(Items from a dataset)
----

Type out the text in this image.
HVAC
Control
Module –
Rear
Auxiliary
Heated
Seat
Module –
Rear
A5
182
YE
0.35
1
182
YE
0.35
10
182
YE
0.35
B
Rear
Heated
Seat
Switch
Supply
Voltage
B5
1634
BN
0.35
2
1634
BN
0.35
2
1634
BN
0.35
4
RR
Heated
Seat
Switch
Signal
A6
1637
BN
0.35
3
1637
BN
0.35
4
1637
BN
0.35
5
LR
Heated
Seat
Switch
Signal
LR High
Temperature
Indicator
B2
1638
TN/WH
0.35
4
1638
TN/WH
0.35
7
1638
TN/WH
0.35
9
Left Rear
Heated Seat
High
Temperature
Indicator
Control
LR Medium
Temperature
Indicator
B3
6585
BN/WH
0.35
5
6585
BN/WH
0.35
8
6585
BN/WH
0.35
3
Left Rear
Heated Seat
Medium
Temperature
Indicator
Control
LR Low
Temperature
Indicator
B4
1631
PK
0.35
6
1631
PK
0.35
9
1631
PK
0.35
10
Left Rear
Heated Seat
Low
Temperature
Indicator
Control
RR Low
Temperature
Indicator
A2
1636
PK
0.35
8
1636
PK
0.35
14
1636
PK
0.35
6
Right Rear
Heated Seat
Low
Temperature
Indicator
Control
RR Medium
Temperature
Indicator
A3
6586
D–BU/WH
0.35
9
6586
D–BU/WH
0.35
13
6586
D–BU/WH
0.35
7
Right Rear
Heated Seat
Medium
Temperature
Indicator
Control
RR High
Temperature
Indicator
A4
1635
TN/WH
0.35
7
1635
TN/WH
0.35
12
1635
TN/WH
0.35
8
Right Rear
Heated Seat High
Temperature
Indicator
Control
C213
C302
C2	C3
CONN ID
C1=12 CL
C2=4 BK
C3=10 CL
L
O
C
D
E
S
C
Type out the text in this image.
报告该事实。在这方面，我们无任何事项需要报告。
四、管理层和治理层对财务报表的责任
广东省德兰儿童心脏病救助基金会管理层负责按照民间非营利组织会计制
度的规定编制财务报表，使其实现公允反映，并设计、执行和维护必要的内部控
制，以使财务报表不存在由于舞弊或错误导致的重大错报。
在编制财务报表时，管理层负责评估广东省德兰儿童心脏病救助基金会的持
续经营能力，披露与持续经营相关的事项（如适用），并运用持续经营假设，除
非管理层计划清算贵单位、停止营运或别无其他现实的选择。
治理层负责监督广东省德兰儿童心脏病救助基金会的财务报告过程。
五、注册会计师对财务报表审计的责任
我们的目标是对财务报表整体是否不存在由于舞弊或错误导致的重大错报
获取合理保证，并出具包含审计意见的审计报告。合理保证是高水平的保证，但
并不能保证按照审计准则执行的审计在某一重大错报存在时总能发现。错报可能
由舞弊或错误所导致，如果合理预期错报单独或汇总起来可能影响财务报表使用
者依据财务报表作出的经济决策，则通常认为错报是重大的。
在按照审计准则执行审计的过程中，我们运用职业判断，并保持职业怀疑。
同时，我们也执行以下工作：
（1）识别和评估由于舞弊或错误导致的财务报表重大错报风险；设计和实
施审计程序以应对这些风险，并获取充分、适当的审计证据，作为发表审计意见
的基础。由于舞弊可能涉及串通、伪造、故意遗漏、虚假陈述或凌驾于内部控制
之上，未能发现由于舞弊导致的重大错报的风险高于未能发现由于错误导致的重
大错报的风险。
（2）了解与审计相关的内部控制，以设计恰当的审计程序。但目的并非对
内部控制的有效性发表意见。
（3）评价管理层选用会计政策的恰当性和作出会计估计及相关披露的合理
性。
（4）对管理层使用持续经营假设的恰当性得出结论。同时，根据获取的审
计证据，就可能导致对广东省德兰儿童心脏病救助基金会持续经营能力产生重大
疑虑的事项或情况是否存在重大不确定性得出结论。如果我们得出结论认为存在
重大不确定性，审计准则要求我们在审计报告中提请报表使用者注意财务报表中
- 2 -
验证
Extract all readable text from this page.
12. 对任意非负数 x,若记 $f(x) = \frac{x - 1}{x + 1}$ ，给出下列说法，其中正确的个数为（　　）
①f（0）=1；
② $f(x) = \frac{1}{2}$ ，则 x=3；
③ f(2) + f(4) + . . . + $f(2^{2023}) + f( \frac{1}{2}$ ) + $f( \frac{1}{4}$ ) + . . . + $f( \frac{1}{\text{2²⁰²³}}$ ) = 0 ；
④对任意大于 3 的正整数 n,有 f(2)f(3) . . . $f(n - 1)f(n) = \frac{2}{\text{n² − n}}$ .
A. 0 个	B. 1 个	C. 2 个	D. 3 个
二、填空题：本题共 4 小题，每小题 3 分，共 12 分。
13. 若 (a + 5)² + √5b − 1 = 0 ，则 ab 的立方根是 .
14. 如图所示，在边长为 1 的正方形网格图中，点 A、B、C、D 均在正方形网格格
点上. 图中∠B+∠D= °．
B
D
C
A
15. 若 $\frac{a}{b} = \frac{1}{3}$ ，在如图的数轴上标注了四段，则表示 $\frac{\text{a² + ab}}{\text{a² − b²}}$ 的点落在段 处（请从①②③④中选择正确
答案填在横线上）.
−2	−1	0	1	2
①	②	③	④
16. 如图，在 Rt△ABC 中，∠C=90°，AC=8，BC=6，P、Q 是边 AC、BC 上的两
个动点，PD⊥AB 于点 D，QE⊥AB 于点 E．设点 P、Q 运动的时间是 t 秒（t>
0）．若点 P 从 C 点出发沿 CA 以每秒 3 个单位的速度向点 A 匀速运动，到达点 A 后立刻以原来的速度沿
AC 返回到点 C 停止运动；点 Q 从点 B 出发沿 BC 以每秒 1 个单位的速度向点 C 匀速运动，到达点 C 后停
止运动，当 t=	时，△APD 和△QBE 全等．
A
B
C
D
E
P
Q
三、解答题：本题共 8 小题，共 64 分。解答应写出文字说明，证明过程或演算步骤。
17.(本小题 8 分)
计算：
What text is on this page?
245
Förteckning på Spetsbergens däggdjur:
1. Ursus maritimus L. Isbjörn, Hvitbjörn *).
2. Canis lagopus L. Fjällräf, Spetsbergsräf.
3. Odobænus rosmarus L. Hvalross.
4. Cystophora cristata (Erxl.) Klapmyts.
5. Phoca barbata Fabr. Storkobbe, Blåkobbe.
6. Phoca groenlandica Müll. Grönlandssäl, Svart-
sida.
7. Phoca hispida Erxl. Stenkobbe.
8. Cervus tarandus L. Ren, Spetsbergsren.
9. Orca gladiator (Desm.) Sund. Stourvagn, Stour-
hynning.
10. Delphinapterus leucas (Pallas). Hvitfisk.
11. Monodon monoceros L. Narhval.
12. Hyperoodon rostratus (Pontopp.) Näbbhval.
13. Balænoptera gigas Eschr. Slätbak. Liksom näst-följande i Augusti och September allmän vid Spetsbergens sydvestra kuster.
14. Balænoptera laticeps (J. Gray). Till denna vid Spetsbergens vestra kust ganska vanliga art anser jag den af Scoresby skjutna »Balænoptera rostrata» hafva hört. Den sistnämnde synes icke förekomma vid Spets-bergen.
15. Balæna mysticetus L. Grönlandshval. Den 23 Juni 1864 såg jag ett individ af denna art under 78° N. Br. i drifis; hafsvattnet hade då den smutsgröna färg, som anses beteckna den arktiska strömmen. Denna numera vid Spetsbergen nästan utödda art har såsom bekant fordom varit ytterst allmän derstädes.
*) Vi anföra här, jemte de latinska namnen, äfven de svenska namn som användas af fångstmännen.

----

Given instruction - Print the whole listing exactly as it is.

Complete response -
Type out the text in this image.
HVAC
Control
Module –
Rear
Auxiliary
Heated
Seat
Module –
Rear
A5
182
YE
0.35
1
182
YE
0.35
10
182
YE
0.35
B
Rear
Heated
Seat
Switch
Supply
Voltage
B5
1634
BN
0.35
2
1634
BN
0.35
2
1634
BN
0.35
4
RR
Heated
Seat
Switch
Signal
A6
1637
BN
0.35
3
1637
BN
0.35
4
1637
BN
0.35
5
LR
Heated
Seat
Switch
Signal
LR High
Temperature
Indicator
B2
1638
TN/WH
0.35
4
1638
TN/WH
0.35
7
1638
TN/WH
0.35
9
Left Rear
Heated Seat
High
Temperature
Indicator
Control
LR Medium
Temperature
Indicator
B3
6585
BN/WH
0.35
5
6585
BN/WH
0.35
8
6585
BN/WH
0.35
3
Left Rear
Heated Seat
Medium
Temperature
Indicator
Control
LR Low
Temperature
Indicator
B4
1631
PK
0.35
6
1631
PK
0.35
9
1631
PK
0.35
10
Left Rear
Heated Seat
Low
Temperature
Indicator
Control
RR Low
Temperature
Indicator
A2
1636
PK
0.35
8
1636
PK
0.35
14
1636
PK
0.35
6
Right Rear
Heated Seat
Low
Temperature
Indicator
Control
RR Medium
Temperature
Indicator
A3
6586
D–BU/WH
0.35
9
6586
D–BU/WH
0.35
13
6586
D–BU/WH
0.35
7
Right Rear
Heated Seat
Medium
Temperature
Indicator
Control
RR High
Temperature
Indicator
A4
1635
TN/WH
0.35
7
1635
TN/WH
0.35
12
1635
TN/WH
0.35
8
Right Rear
Heated Seat High
Temperature
Indicator
Control
C213
C302
C2	C3
CONN ID
C1=12 CL
C2=4 BK
C3=10 CL
L
O
C
D
E
S
C
Type out the text in this image.
报告该事实。在这方面，我们无任何事项需要报告。
四、管理层和治理层对财务报表的责任
广东省德兰儿童心脏病救助基金会管理层负责按照民间非营利组织会计制
度的规定编制财务报表，使其实现公允反映，并设计、执行和维护必要的内部控
制，以使财务报表不存在由于舞弊或错误导致的重大错报。
在编制财务报表时，管理层负责评估广东省德兰儿童心脏病救助基金会的持
续经营能力，披露与持续经营相关的事项（如适用），并运用持续经营假设，除
非管理层计划清算贵单位、停止营运或别无其他现实的选择。
治理层负责监督广东省德兰儿童心脏病救助基金会的财务报告过程。
五、注册会计师对财务报表审计的责任
我们的目标是对财务报表整体是否不存在由于舞弊或错误导致的重大错报
获取合理保证，并出具包含审计意见的审计报告。合理保证是高水平的保证，但
并不能保证按照审计准则执行的审计在某一重大错报存在时总能发现。错报可能
由舞弊或错误所导致，如果合理预期错报单独或汇总起来可能影响财务报表使用
者依据财务报表作出的经济决策，则通常认为错报是重大的。
在按照审计准则执行审计的过程中，我们运用职业判断，并保持职业怀疑。
同时，我们也执行以下工作：
（1）识别和评估由于舞弊或错误导致的财务报表重大错报风险；设计和实
施审计程序以应对这些风险，并获取充分、适当的审计证据，作为发表审计意见
的基础。由于舞弊可能涉及串通、伪造、故意遗漏、虚假陈述或凌驾于内部控制
之上，未能发现由于舞弊导致的重大错报的风险高于未能发现由于错误导致的重
大错报的风险。
（2）了解与审计相关的内部控制，以设计恰当的审计程序。但目的并非对
内部控制的有效性发表意见。
（3）评价管理层选用会计政策的恰当性和作出会计估计及相关披露的合理
性。
（4）对管理层使用持续经营假设的恰当性得出结论。同时，根据获取的审
计证据，就可能导致对广东省德兰儿童心脏病救助基金会持续经营能力产生重大
疑虑的事项或情况是否存在重大不确定性得出结论。如果我们得出结论认为存在
重大不确定性，审计准则要求我们在审计报告中提请报表使用者注意财务报表中
- 2 -
验证
Extract all readable text from this page.
12. 对任意非负数 x,若记 $f(x) = \frac{x - 1}{x + 1}$ ，给出下列说法，其中正确的个数为（　　）
①f（0）=1；
② $f(x) = \frac{1}{2}$ ，则 x=3；
③ f(2) + f(4) + . . . + $f(2^{2023}) + f( \frac{1}{2}$ ) + $f( \frac{1}{4}$ ) + . . . + $f( \frac{1}{\text{2²⁰²³}}$ ) = 0 ；
④对任意大于 3 的正整数 n,有 f(2)f(3) . . . $f(n - 1)f(n) = \frac{2}{\text{n² − n}}$ .
A. 0 个	B. 1 个	C. 2 个	D. 3 个
二、填空题：本题共 4 小题，每小题 3 分，共 12 分。
13. 若 (a + 5)² + √5b − 1 = 0 ，则 ab 的立方根是 .
14. 如图所示，在边长为 1 的正方形网格图中，点 A、B、C、D 均在正方形网格格
点上. 图中∠B+∠D= °．
B
D
C
A
15. 若 $\frac{a}{b} = \frac{1}{3}$ ，在如图的数轴上标注了四段，则表示 $\frac{\text{a² + ab}}{\text{a² − b²}}$ 的点落在段 处（请从①②③④中选择正确
答案填在横线上）.
−2	−1	0	1	2
①	②	③	④
16. 如图，在 Rt△ABC 中，∠C=90°，AC=8，BC=6，P、Q 是边 AC、BC 上的两
个动点，PD⊥AB 于点 D，QE⊥AB 于点 E．设点 P、Q 运动的时间是 t 秒（t>
0）．若点 P 从 C 点出发沿 CA 以每秒 3 个单位的速度向点 A 匀速运动，到达点 A 后立刻以原来的速度沿
AC 返回到点 C 停止运动；点 Q 从点 B 出发沿 BC 以每秒 1 个单位的速度向点 C 匀速运动，到达点 C 后停
止运动，当 t=	时，△APD 和△QBE 全等．
A
B
C
D
E
P
Q
三、解答题：本题共 8 小题，共 64 分。解答应写出文字说明，证明过程或演算步骤。
17.(本小题 8 分)
计算：
What text is on this page?
245
Förteckning på Spetsbergens däggdjur:
1. Ursus maritimus L. Isbjörn, Hvitbjörn *).
2. Canis lagopus L. Fjällräf, Spetsbergsräf.
3. Odobænus rosmarus L. Hvalross.
4. Cystophora cristata (Erxl.) Klapmyts.
5. Phoca barbata Fabr. Storkobbe, Blåkobbe.
6. Phoca groenlandica Müll. Grönlandssäl, Svart-
sida.
7. Phoca hispida Erxl. Stenkobbe.
8. Cervus tarandus L. Ren, Spetsbergsren.
9. Orca gladiator (Desm.) Sund. Stourvagn, Stour-
hynning.
10. Delphinapterus leucas (Pallas). Hvitfisk.
11. Monodon monoceros L. Narhval.
12. Hyperoodon rostratus (Pontopp.) Näbbhval.
13. Balænoptera gigas Eschr. Slätbak. Liksom näst-följande i Augusti och September allmän vid Spetsbergens sydvestra kuster.
14. Balænoptera laticeps (J. Gray). Till denna vid Spetsbergens vestra kust ganska vanliga art anser jag den af Scoresby skjutna »Balænoptera rostrata» hafva hört. Den sistnämnde synes icke förekomma vid Spets-bergen.
15. Balæna mysticetus L. Grönlandshval. Den 23 Juni 1864 såg jag ett individ af denna art under 78° N. Br. i drifis; hafsvattnet hade då den smutsgröna färg, som anses beteckna den arktiska strömmen. Denna numera vid Spetsbergen nästan utödda art har såsom bekant fordom varit ytterst allmän derstädes.
*) Vi anföra här, jemte de latinska namnen, äfven de svenska namn som användas af fångstmännen.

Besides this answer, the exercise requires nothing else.